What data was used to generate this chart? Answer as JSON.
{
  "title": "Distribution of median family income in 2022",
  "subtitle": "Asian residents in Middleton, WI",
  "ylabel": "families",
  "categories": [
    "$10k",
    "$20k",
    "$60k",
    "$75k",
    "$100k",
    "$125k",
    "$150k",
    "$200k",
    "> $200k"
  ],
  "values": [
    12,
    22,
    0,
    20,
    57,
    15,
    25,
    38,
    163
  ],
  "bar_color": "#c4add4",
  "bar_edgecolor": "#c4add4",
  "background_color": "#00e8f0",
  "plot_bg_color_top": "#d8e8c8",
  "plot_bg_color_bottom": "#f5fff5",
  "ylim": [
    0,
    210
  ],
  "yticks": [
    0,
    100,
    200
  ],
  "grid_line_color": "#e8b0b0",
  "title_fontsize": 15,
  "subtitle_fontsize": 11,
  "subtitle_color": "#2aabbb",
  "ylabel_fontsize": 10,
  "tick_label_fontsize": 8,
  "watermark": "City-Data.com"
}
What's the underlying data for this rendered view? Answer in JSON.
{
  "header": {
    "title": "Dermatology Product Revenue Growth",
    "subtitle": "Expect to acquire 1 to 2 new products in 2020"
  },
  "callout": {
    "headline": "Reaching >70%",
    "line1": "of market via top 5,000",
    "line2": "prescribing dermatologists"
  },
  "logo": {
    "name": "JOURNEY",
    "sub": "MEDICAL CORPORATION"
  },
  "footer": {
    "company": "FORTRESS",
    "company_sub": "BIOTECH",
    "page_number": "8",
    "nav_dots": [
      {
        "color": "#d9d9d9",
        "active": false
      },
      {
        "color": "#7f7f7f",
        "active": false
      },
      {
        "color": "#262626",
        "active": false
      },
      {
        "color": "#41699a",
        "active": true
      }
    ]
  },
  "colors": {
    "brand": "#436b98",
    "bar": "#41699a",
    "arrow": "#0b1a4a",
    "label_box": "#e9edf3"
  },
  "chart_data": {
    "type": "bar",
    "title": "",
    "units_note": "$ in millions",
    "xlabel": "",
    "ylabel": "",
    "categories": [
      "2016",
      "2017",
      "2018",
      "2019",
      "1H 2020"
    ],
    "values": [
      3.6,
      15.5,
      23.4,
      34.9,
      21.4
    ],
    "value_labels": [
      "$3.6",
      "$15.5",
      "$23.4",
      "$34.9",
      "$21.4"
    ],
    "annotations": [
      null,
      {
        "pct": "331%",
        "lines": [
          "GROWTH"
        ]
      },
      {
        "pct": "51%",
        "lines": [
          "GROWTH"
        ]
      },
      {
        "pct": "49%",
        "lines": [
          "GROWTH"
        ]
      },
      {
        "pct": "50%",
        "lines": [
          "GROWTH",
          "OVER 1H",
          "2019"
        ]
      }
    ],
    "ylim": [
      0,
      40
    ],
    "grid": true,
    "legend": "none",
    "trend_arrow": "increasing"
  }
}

☆ ☆ ☆ ☆ ☆

**EXERCISE DESCRIPTION**
Go through the records above and copy every line with the word "What".

**EXERCISE ANSWER**
What data was used to generate this chart? Answer as JSON.
What's the underlying data for this rendered view? Answer in JSON.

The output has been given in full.